The problem: Take from the listing each line that has the string "this".

Input:
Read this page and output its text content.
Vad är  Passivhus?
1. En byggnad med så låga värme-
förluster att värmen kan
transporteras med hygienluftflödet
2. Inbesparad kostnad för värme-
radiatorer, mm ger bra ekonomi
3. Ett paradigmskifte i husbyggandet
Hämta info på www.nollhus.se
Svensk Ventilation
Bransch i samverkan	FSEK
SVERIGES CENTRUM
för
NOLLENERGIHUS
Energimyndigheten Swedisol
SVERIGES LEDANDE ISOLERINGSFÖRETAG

---

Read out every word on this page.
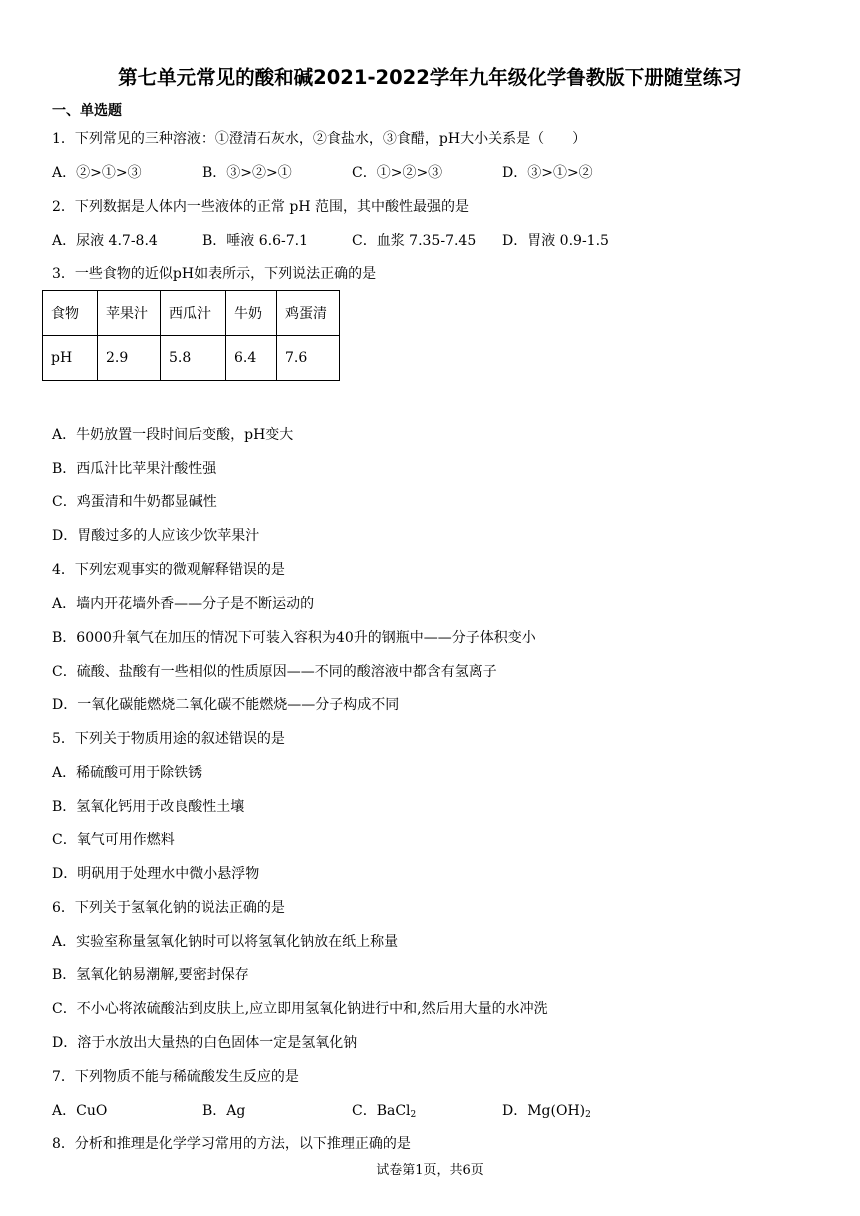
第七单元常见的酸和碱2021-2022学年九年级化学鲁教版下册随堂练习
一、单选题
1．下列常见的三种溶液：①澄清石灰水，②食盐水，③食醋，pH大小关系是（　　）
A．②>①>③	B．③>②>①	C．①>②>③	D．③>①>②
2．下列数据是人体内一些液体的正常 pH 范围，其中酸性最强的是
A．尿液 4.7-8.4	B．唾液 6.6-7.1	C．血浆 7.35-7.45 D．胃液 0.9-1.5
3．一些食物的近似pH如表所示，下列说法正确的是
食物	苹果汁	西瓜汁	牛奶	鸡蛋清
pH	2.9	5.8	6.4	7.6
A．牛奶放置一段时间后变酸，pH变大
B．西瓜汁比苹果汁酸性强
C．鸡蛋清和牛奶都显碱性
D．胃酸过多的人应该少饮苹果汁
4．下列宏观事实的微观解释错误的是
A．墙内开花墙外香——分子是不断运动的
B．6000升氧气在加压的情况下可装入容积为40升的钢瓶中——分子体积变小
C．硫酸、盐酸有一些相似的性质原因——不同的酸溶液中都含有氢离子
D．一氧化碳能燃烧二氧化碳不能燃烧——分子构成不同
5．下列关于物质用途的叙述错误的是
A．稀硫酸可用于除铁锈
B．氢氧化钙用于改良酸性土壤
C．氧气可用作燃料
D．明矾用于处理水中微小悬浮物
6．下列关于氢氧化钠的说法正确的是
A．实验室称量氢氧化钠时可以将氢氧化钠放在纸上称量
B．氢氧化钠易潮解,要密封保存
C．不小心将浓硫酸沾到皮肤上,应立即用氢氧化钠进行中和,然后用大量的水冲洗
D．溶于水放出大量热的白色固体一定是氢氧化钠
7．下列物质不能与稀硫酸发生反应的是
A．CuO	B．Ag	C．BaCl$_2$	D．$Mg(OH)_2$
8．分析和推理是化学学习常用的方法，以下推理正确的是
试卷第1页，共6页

Reply to the exercise:
Read this page and output its text content.
Read out every word on this page.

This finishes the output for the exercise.